** Start Extracted information **
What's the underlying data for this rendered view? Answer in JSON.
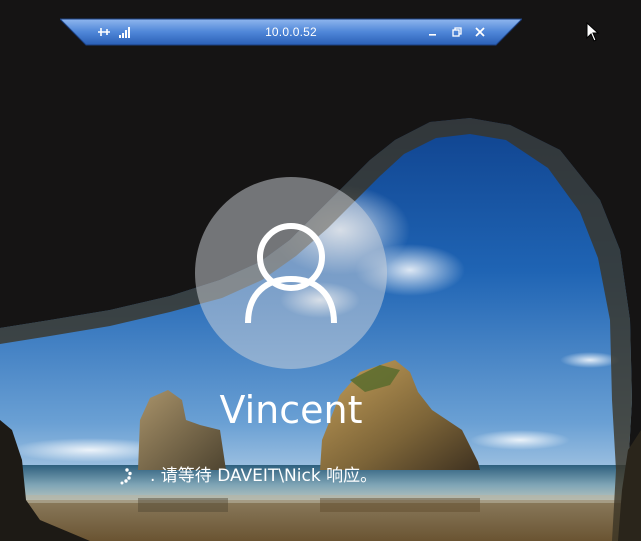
{
  "remote_session": {
    "host_address": "10.0.0.52",
    "pin_icon": "pin-icon",
    "signal_icon": "connection-quality-icon",
    "minimize_icon": "minimize-icon",
    "restore_icon": "restore-icon",
    "close_icon": "close-icon"
  },
  "lock_screen": {
    "user_name": "Vincent",
    "avatar_icon": "user-avatar-icon",
    "status_message": ". 请等待 DAVEIT\\Nick 响应。",
    "spinner_icon": "loading-spinner-icon"
  },
  "colors": {
    "bar_top": "#7aa8e8",
    "bar_bottom": "#2f6cc8",
    "avatar_fill": "rgba(210,214,220,0.50)",
    "text": "#ffffff"
  }
}
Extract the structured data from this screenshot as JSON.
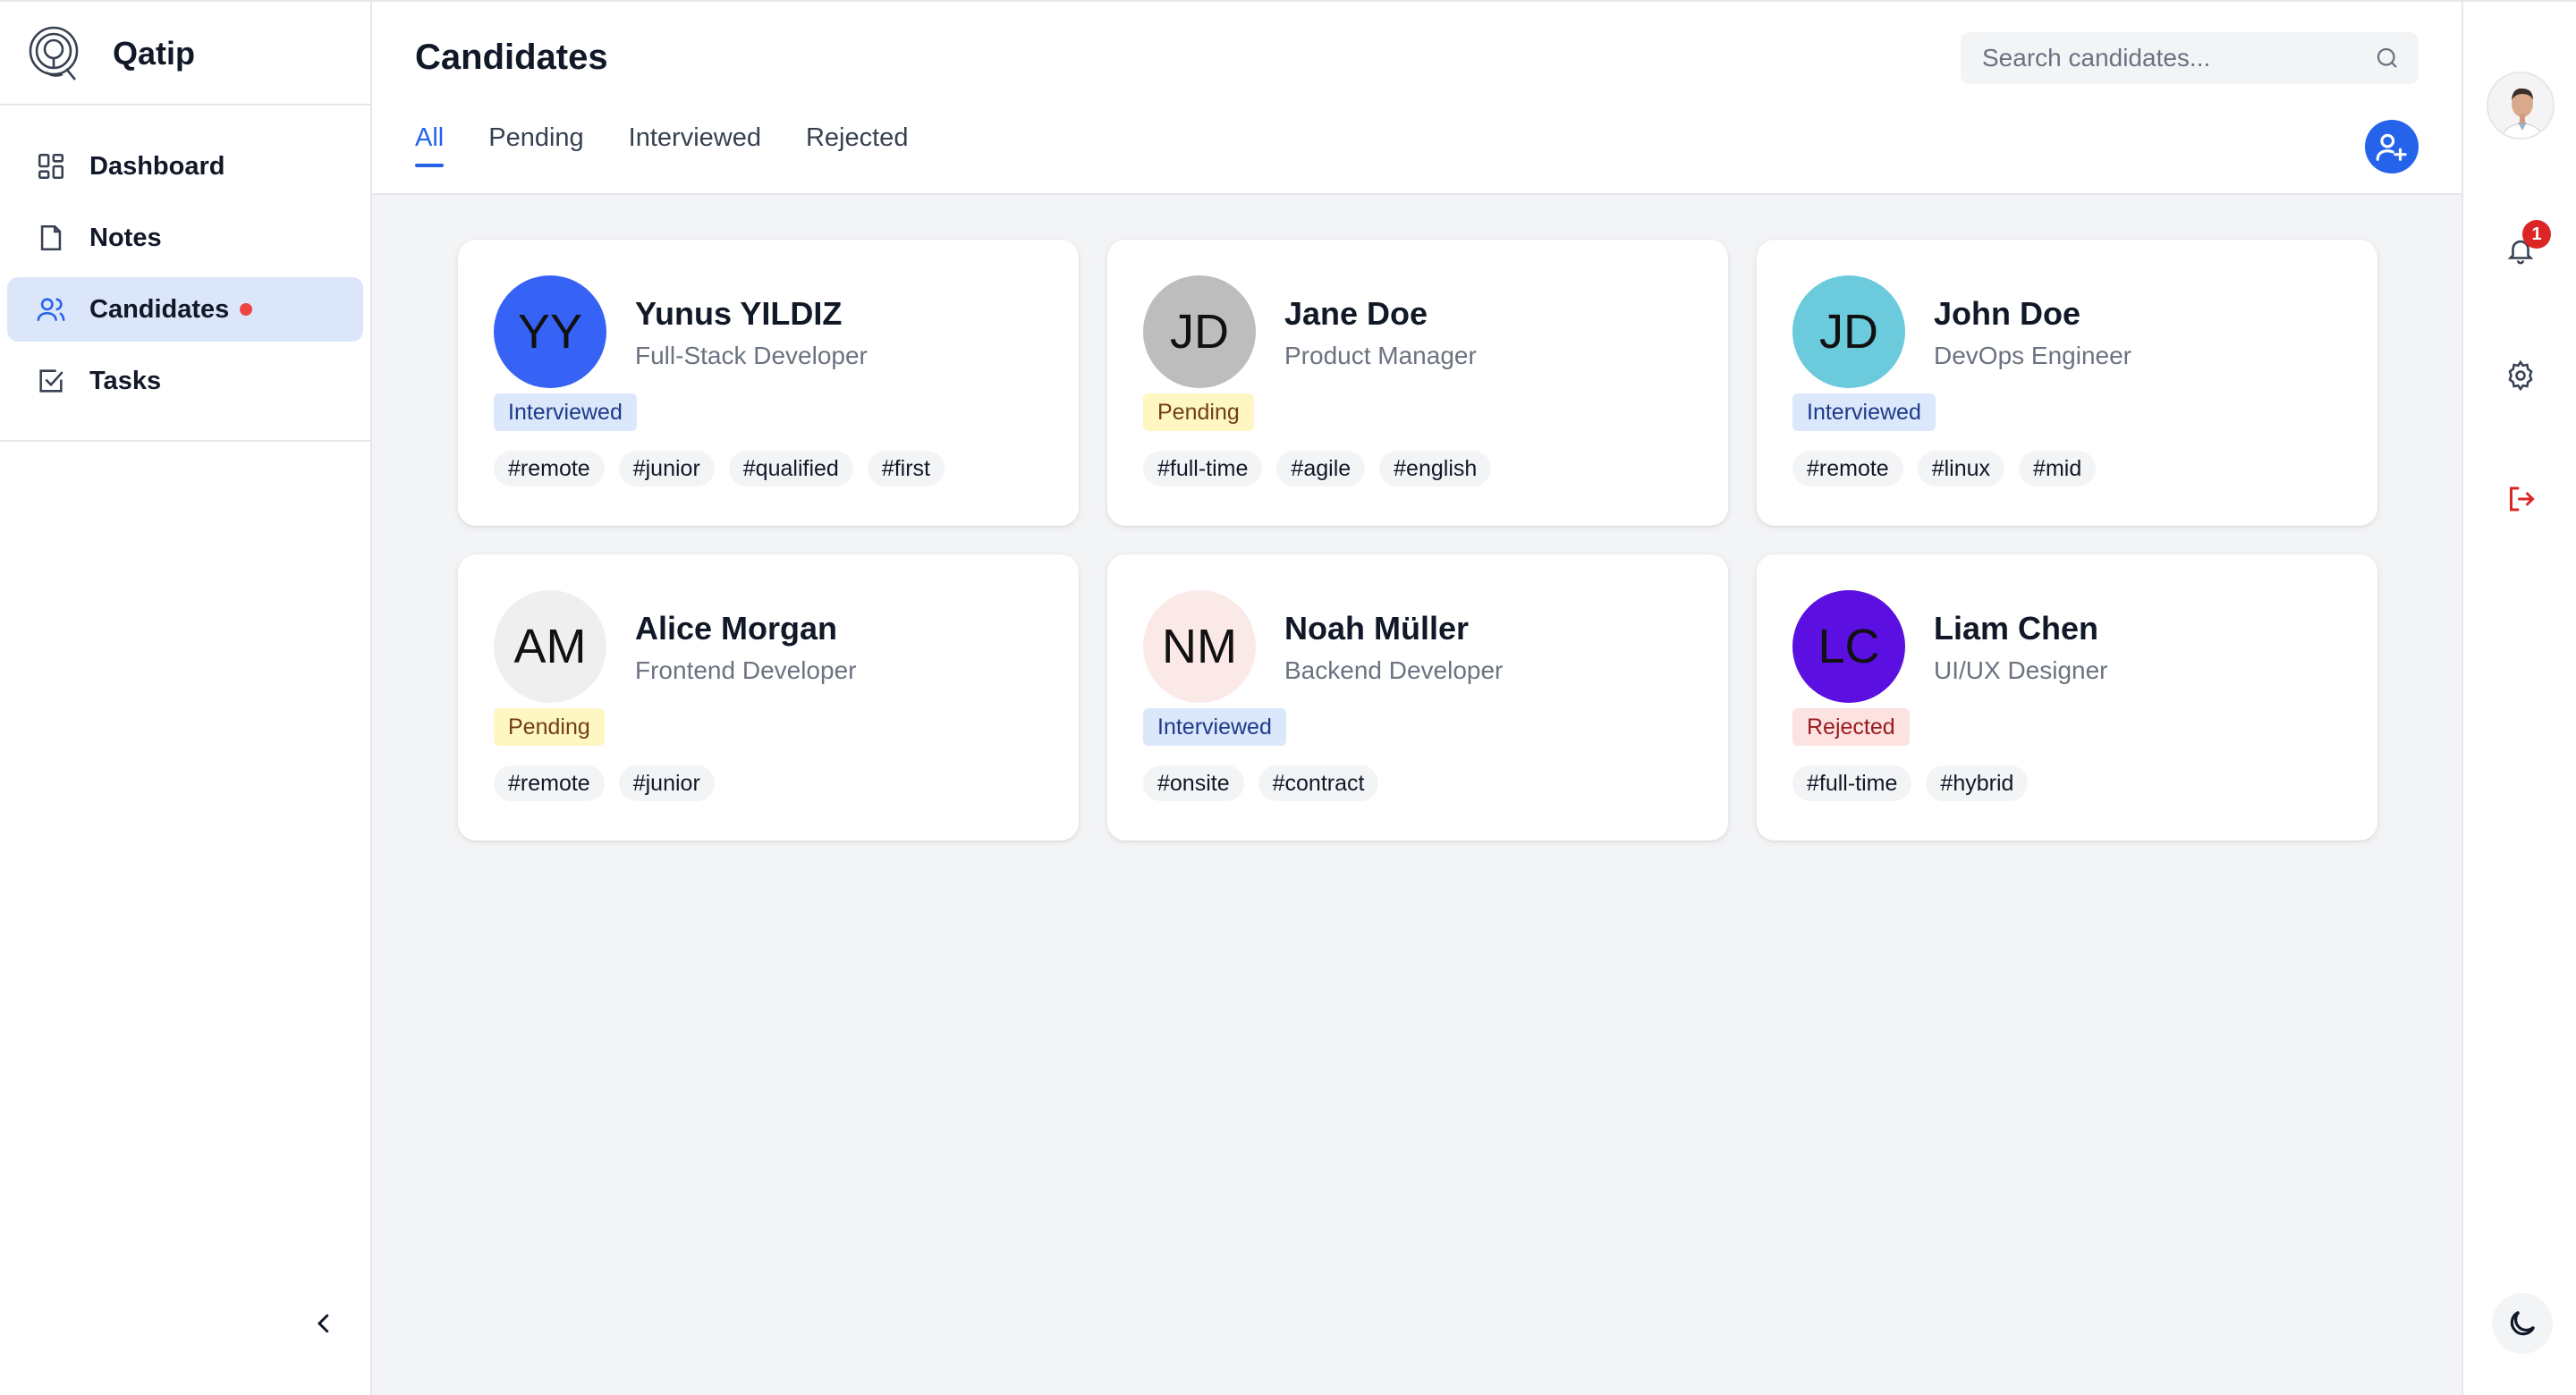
{
  "brand": {
    "name": "Qatip"
  },
  "sidebar": {
    "items": [
      {
        "label": "Dashboard",
        "icon": "dashboard-icon",
        "active": false
      },
      {
        "label": "Notes",
        "icon": "note-icon",
        "active": false
      },
      {
        "label": "Candidates",
        "icon": "users-icon",
        "active": true,
        "indicator": true
      },
      {
        "label": "Tasks",
        "icon": "checkbox-icon",
        "active": false
      }
    ],
    "collapse_icon": "chevron-left-icon"
  },
  "header": {
    "title": "Candidates",
    "search": {
      "placeholder": "Search candidates...",
      "value": ""
    },
    "tabs": [
      {
        "label": "All",
        "active": true
      },
      {
        "label": "Pending",
        "active": false
      },
      {
        "label": "Interviewed",
        "active": false
      },
      {
        "label": "Rejected",
        "active": false
      }
    ],
    "add_icon": "user-plus-icon"
  },
  "candidates": [
    {
      "initials": "YY",
      "name": "Yunus YILDIZ",
      "role": "Full-Stack Developer",
      "status": "Interviewed",
      "avatar_color": "#3663f5",
      "tags": [
        "#remote",
        "#junior",
        "#qualified",
        "#first"
      ]
    },
    {
      "initials": "JD",
      "name": "Jane Doe",
      "role": "Product Manager",
      "status": "Pending",
      "avatar_color": "#bdbdbd",
      "tags": [
        "#full-time",
        "#agile",
        "#english"
      ]
    },
    {
      "initials": "JD",
      "name": "John Doe",
      "role": "DevOps Engineer",
      "status": "Interviewed",
      "avatar_color": "#6ccadd",
      "tags": [
        "#remote",
        "#linux",
        "#mid"
      ]
    },
    {
      "initials": "AM",
      "name": "Alice Morgan",
      "role": "Frontend Developer",
      "status": "Pending",
      "avatar_color": "#efefef",
      "tags": [
        "#remote",
        "#junior"
      ]
    },
    {
      "initials": "NM",
      "name": "Noah Müller",
      "role": "Backend Developer",
      "status": "Interviewed",
      "avatar_color": "#fbe9e7",
      "tags": [
        "#onsite",
        "#contract"
      ]
    },
    {
      "initials": "LC",
      "name": "Liam Chen",
      "role": "UI/UX Designer",
      "status": "Rejected",
      "avatar_color": "#5b0fe0",
      "tags": [
        "#full-time",
        "#hybrid"
      ]
    }
  ],
  "rail": {
    "notifications_count": "1",
    "icons": [
      "profile-avatar",
      "bell-icon",
      "gear-icon",
      "logout-icon",
      "moon-icon"
    ]
  },
  "colors": {
    "accent": "#2563eb",
    "danger": "#dc2626"
  }
}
** End Extracted information **
● **Problem to solve**
Copy the whole of the material above exactly, but not its images.

● **The answer**
What's the underlying data for this rendered view? Answer in JSON.
{
  "remote_session": {
    "host_address": "10.0.0.52",
    "pin_icon": "pin-icon",
    "signal_icon": "connection-quality-icon",
    "minimize_icon": "minimize-icon",
    "restore_icon": "restore-icon",
    "close_icon": "close-icon"
  },
  "lock_screen": {
    "user_name": "Vincent",
    "avatar_icon": "user-avatar-icon",
    "status_message": ". 请等待 DAVEIT\\Nick 响应。",
    "spinner_icon": "loading-spinner-icon"
  },
  "colors": {
    "bar_top": "#7aa8e8",
    "bar_bottom": "#2f6cc8",
    "avatar_fill": "rgba(210,214,220,0.50)",
    "text": "#ffffff"
  }
}
Extract the structured data from this screenshot as JSON.
{
  "brand": {
    "name": "Qatip"
  },
  "sidebar": {
    "items": [
      {
        "label": "Dashboard",
        "icon": "dashboard-icon",
        "active": false
      },
      {
        "label": "Notes",
        "icon": "note-icon",
        "active": false
      },
      {
        "label": "Candidates",
        "icon": "users-icon",
        "active": true,
        "indicator": true
      },
      {
        "label": "Tasks",
        "icon": "checkbox-icon",
        "active": false
      }
    ],
    "collapse_icon": "chevron-left-icon"
  },
  "header": {
    "title": "Candidates",
    "search": {
      "placeholder": "Search candidates...",
      "value": ""
    },
    "tabs": [
      {
        "label": "All",
        "active": true
      },
      {
        "label": "Pending",
        "active": false
      },
      {
        "label": "Interviewed",
        "active": false
      },
      {
        "label": "Rejected",
        "active": false
      }
    ],
    "add_icon": "user-plus-icon"
  },
  "candidates": [
    {
      "initials": "YY",
      "name": "Yunus YILDIZ",
      "role": "Full-Stack Developer",
      "status": "Interviewed",
      "avatar_color": "#3663f5",
      "tags": [
        "#remote",
        "#junior",
        "#qualified",
        "#first"
      ]
    },
    {
      "initials": "JD",
      "name": "Jane Doe",
      "role": "Product Manager",
      "status": "Pending",
      "avatar_color": "#bdbdbd",
      "tags": [
        "#full-time",
        "#agile",
        "#english"
      ]
    },
    {
      "initials": "JD",
      "name": "John Doe",
      "role": "DevOps Engineer",
      "status": "Interviewed",
      "avatar_color": "#6ccadd",
      "tags": [
        "#remote",
        "#linux",
        "#mid"
      ]
    },
    {
      "initials": "AM",
      "name": "Alice Morgan",
      "role": "Frontend Developer",
      "status": "Pending",
      "avatar_color": "#efefef",
      "tags": [
        "#remote",
        "#junior"
      ]
    },
    {
      "initials": "NM",
      "name": "Noah Müller",
      "role": "Backend Developer",
      "status": "Interviewed",
      "avatar_color": "#fbe9e7",
      "tags": [
        "#onsite",
        "#contract"
      ]
    },
    {
      "initials": "LC",
      "name": "Liam Chen",
      "role": "UI/UX Designer",
      "status": "Rejected",
      "avatar_color": "#5b0fe0",
      "tags": [
        "#full-time",
        "#hybrid"
      ]
    }
  ],
  "rail": {
    "notifications_count": "1",
    "icons": [
      "profile-avatar",
      "bell-icon",
      "gear-icon",
      "logout-icon",
      "moon-icon"
    ]
  },
  "colors": {
    "accent": "#2563eb",
    "danger": "#dc2626"
  }
}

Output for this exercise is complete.